_Problem description:_ Give only the number of lines that hold the word "JSON".

_Supplied records:_
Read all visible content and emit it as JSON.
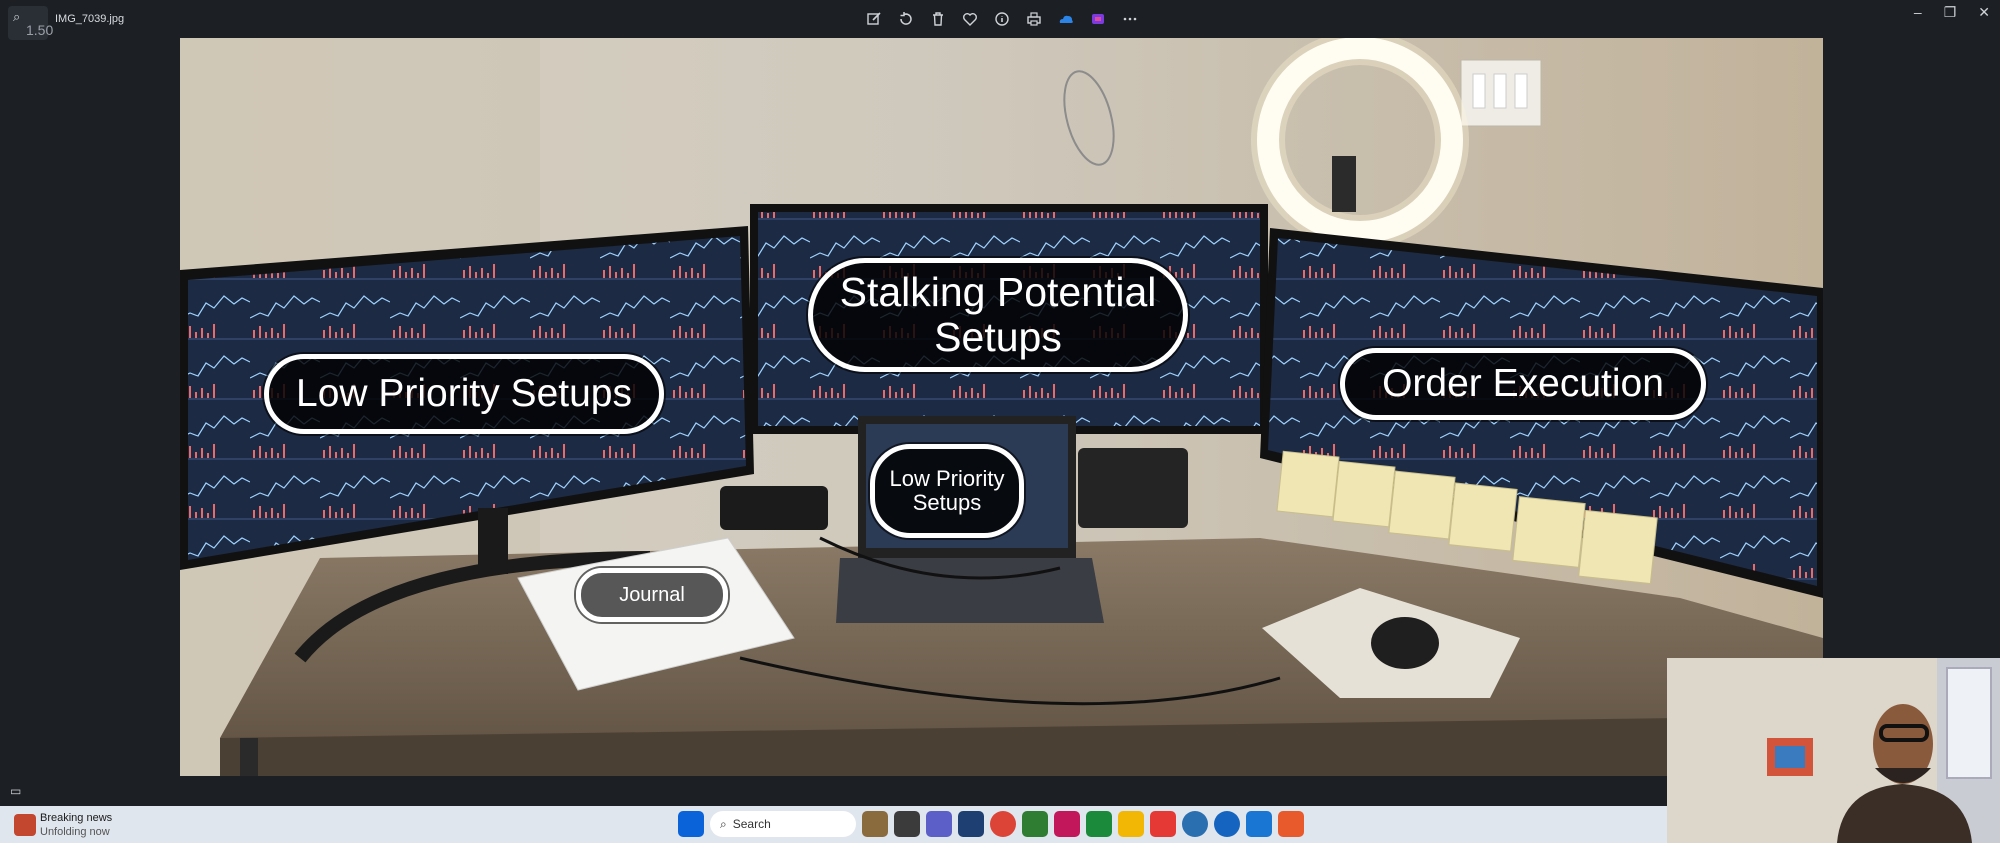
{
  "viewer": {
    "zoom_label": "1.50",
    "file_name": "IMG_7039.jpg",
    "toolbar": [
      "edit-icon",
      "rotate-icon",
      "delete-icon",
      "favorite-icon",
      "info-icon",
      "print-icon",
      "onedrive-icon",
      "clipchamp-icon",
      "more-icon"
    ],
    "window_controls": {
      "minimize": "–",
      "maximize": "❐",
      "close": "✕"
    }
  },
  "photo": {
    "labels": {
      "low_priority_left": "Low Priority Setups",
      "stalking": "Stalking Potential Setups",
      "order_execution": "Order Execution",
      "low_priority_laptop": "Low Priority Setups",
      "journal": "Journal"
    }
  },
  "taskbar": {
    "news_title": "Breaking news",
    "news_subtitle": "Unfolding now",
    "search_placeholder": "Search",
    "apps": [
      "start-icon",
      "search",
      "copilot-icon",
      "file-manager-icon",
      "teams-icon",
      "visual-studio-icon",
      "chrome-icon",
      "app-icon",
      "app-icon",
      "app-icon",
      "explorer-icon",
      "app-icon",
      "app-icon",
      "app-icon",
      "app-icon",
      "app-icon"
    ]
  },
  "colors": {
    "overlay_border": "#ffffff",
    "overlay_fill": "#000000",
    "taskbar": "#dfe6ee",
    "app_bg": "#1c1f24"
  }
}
---
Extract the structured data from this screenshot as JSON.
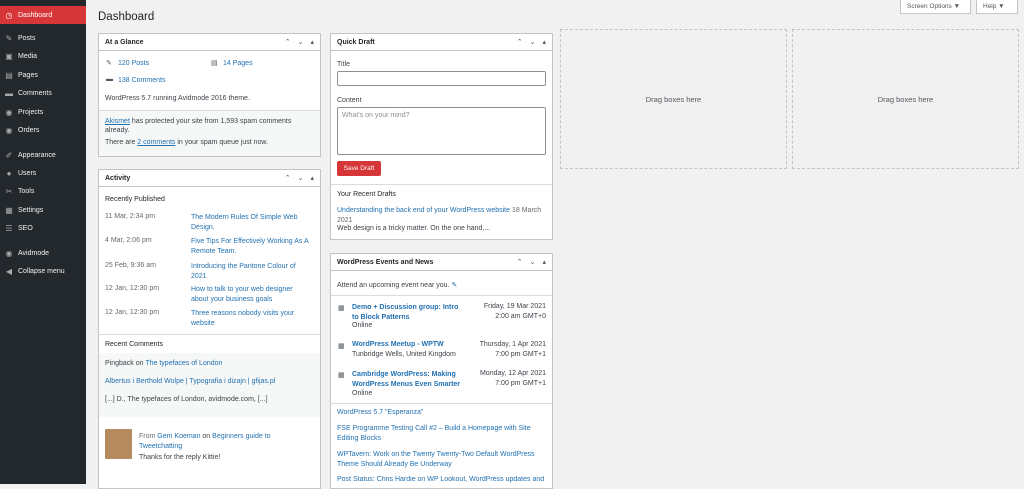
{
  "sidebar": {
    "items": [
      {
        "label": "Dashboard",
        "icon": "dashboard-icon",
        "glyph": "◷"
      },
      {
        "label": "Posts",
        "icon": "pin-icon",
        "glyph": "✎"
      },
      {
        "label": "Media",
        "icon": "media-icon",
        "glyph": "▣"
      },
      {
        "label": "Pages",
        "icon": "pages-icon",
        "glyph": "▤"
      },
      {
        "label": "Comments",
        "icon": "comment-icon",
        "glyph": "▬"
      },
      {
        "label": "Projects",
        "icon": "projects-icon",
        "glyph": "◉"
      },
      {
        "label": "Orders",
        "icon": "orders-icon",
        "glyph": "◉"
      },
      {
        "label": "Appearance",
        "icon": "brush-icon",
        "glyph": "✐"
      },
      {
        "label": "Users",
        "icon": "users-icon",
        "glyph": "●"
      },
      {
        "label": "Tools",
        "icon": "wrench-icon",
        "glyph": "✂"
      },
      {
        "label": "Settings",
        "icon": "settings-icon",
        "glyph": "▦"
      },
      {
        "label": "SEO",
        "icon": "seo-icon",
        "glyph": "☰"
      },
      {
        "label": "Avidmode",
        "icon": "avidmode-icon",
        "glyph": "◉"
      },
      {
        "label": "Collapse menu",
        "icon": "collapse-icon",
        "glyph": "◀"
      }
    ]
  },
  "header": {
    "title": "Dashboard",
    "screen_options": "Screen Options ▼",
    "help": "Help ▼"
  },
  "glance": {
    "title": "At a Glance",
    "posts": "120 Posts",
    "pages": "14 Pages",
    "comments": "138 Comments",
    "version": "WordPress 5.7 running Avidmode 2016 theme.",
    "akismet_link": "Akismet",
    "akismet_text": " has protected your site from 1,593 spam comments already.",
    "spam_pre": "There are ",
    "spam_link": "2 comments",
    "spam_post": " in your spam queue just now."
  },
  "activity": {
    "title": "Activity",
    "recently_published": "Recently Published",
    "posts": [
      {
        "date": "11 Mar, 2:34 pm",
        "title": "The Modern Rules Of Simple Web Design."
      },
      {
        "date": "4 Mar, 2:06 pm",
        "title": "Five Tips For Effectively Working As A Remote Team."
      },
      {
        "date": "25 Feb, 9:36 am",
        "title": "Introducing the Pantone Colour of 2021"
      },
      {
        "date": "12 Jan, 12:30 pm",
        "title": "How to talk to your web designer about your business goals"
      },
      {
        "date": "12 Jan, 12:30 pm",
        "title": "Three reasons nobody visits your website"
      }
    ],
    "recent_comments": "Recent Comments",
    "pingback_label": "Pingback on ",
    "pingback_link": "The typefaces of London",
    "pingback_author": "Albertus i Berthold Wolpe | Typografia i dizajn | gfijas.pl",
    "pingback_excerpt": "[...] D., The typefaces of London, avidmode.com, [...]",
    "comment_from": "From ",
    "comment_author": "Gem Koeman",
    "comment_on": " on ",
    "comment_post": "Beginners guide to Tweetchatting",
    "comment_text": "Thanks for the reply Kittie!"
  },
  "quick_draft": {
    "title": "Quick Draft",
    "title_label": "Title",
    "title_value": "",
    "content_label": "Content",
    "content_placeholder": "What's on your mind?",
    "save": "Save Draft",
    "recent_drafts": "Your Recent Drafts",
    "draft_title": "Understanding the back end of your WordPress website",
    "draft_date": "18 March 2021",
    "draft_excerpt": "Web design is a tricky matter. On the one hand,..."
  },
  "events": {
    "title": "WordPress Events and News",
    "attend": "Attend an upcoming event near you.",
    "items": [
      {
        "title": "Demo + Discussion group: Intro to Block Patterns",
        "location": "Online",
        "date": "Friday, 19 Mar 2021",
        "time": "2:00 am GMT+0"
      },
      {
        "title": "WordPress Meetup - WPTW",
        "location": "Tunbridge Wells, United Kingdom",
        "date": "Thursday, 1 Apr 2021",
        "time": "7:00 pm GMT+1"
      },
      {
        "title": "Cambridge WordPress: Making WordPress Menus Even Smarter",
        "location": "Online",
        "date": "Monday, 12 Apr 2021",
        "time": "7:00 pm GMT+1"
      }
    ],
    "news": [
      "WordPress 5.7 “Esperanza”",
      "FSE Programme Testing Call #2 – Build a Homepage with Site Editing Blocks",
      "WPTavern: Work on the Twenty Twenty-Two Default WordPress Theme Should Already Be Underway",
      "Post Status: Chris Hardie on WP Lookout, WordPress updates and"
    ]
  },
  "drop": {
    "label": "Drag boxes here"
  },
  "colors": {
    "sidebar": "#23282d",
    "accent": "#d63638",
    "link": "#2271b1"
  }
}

_Correct response:_ 2